**Défi 1:** Restituez sans aucune modification le passage du texte sur l'orthographe qui commence à « Quant aux situations » et se termine à « les rend inutilisables. ».
**Défi 2:** Selon le texte sur l'orthographe, pourquoi ne peut-il s'agir d'enseigner de véritables règles à appliquer ? Répondez en une à trois phrases.

::: Texte fourni

On a envie de lui répondre que ce n'est pas son statut qui est interrogé, mais la manière dont elle est enseignée.
Quand on se penche sur cette question, on est frappé par le fait que cette activité sociale, dont l'importance est ici soulignée par le journaliste du Café, est, en classe, majoritairement l'objet de contrôles (dictées), les situations d'apprentissage restant très minoritaires.

Contrôler l'orthographe n'a jamais permis de l'apprendre, et les dictées sont des confirmations d'ignorance : elles les constatent et par suite, les confirment. En effet, dans aucun domaine, la correction d'erreurs n'est un facteur d'apprentissage : l'erreur reste en mémoire, la correction, jamais, quand elle ne vient pas de l'élève.
Pour qu'elle reste dans sa mémoire, il faudrait d'abord qu'elle n'ait pas été associée à une humiliation, ce qui ferme tout espoir d'améliorer les choses. Il faudrait ensuite qu'elle ait été objet de recherche, puis de découverte par l'élève, lui-même : on ne conserve que ce qu'on a trouvé, après l'avoir cherché. Mais il est très rare que les choses se passent ainsi.

Quant aux situations d'apprentissage de l'orthographe, hormis quelques mauvaises leçons sur des règles, du reste la plupart du temps, discutables, on a du mal à en trouver.
Surtout, pédagogiquement, il ne peut s'agir d'enseigner de véritables règles à appliquer : elles sont pleines d'exceptions, ce qui les détruit en tant que règles, et les rend inutilisables.

::::::
::: Données fournies

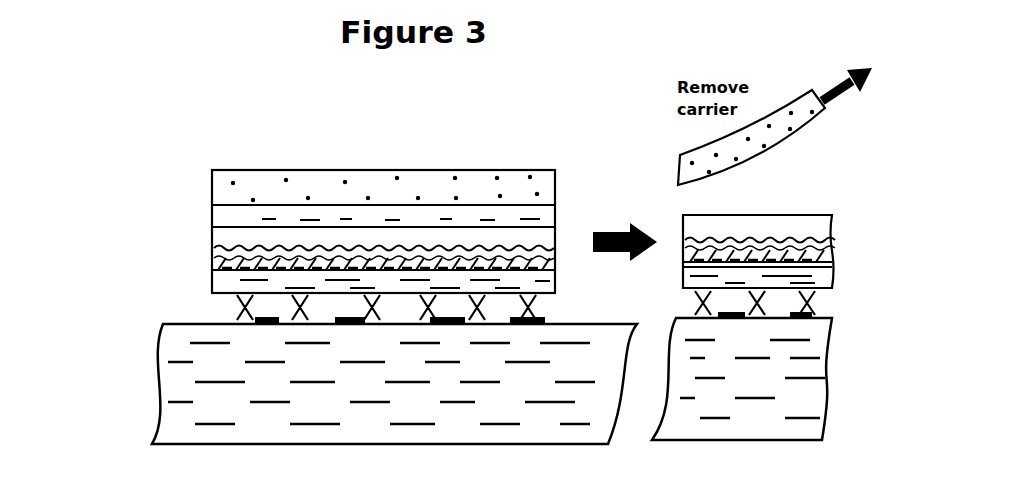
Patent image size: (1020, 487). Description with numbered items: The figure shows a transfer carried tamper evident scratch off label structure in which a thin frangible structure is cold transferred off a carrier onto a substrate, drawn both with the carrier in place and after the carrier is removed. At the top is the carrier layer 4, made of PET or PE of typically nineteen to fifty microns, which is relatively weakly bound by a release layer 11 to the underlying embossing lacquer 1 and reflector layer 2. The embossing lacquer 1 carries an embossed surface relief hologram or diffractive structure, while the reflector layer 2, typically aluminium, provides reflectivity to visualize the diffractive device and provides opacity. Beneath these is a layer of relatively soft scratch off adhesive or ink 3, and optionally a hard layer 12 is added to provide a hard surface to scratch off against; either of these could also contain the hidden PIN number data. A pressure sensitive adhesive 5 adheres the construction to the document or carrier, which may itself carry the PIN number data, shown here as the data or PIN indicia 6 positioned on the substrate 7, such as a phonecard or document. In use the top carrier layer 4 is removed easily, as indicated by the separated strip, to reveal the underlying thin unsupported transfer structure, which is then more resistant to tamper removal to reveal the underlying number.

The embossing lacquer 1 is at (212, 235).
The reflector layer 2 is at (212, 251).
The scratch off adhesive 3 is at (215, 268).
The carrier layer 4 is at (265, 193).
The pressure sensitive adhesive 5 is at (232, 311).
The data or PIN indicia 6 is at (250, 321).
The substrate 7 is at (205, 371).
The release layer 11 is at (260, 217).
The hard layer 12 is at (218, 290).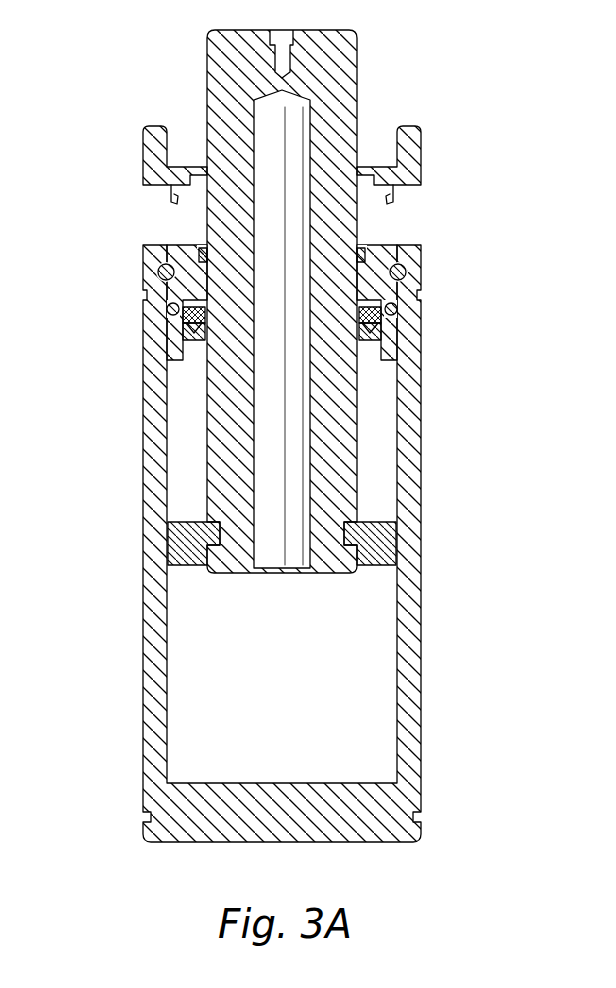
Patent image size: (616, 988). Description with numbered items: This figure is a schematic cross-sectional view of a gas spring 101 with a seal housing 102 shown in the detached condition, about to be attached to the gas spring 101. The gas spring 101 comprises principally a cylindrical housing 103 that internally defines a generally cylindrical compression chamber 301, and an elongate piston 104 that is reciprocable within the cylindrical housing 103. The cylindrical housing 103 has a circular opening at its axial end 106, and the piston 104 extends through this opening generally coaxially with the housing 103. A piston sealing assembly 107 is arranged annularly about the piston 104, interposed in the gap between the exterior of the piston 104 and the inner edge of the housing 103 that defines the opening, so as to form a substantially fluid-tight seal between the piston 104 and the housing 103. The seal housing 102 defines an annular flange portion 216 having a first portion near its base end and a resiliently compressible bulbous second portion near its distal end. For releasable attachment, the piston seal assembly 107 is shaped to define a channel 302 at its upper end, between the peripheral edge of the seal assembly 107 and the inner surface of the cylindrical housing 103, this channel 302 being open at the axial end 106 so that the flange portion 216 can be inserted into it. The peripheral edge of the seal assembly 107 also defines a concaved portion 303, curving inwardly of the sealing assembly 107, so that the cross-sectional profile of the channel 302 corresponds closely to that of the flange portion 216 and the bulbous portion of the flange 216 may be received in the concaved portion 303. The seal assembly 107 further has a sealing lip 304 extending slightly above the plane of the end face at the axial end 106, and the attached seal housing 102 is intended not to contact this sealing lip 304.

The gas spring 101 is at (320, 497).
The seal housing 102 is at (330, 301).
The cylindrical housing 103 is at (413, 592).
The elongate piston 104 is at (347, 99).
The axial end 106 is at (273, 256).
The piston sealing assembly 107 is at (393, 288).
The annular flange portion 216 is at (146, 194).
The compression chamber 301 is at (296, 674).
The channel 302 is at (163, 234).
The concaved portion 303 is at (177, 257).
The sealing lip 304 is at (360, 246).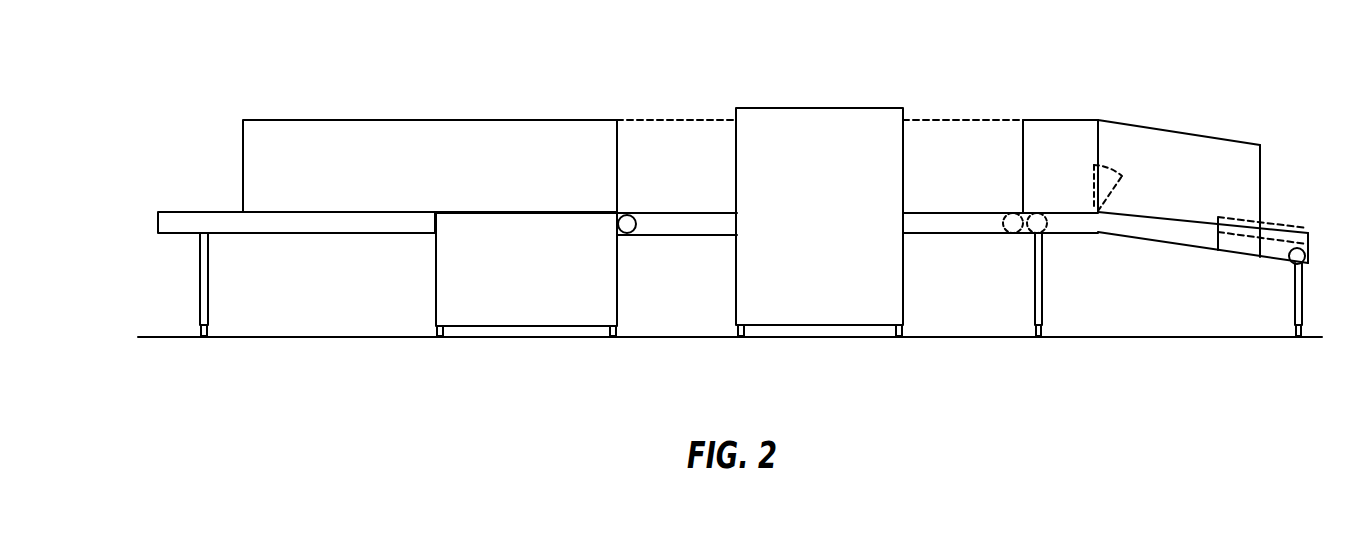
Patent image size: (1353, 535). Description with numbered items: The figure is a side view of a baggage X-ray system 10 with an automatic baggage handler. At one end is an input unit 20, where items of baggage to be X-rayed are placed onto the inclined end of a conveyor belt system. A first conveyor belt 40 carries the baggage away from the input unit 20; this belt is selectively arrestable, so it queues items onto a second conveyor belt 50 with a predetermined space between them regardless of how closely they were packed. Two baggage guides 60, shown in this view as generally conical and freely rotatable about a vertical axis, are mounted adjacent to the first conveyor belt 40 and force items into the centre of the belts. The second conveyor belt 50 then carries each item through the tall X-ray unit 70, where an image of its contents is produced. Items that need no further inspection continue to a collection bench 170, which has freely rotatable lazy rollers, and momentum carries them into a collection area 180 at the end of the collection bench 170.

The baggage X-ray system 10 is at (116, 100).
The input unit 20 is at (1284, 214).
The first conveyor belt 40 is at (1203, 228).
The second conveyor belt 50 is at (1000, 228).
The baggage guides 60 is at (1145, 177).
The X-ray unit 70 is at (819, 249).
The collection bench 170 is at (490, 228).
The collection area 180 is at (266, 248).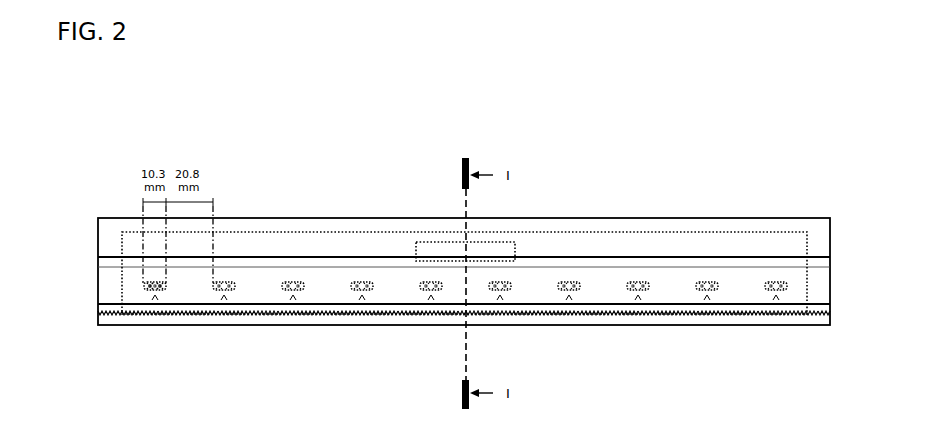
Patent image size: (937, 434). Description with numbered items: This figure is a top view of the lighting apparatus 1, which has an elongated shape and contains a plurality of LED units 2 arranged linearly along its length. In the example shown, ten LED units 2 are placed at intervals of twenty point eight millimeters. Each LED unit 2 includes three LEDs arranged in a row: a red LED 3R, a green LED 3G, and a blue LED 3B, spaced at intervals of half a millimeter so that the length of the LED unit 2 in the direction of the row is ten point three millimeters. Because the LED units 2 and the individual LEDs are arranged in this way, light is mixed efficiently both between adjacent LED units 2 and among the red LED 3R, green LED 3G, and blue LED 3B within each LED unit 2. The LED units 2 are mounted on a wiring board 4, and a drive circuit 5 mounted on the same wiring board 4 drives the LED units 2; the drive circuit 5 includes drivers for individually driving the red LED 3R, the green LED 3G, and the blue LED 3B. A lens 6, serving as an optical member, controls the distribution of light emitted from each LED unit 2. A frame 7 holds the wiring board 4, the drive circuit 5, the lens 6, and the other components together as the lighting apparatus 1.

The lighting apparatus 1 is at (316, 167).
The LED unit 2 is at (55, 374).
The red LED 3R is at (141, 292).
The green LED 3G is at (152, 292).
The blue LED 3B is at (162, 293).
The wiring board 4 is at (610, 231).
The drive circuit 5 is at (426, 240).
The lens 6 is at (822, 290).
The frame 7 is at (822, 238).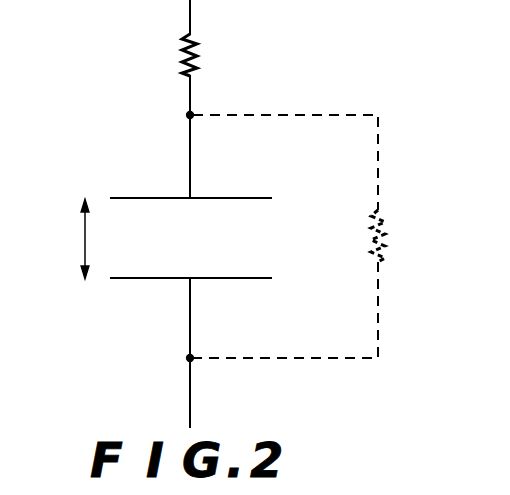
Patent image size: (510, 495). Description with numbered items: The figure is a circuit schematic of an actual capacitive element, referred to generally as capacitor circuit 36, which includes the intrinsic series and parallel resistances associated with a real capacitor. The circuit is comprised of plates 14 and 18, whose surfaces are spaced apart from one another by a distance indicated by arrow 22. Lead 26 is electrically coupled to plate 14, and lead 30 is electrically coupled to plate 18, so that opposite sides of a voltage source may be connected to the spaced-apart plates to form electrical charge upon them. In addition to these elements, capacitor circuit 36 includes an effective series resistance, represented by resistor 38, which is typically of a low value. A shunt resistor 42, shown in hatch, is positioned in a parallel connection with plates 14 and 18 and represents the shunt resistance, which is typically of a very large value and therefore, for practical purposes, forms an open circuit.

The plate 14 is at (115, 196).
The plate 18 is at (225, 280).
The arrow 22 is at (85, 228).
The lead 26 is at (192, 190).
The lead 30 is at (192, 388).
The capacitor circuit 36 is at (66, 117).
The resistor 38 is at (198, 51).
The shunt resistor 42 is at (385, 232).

::::::

**Réponse complète 1:**
Quant aux situations d'apprentissage de l'orthographe, hormis quelques mauvaises leçons sur des règles, du reste la plupart du temps, discutables, on a du mal à en trouver.
Surtout, pédagogiquement, il ne peut s'agir d'enseigner de véritables règles à appliquer : elles sont pleines d'exceptions, ce qui les détruit en tant que règles, et les rend inutilisables.

**Réponse complète 2:** Ces règles sont pleines d'exceptions. Ces exceptions les détruisent en tant que règles et les rendent inutilisables.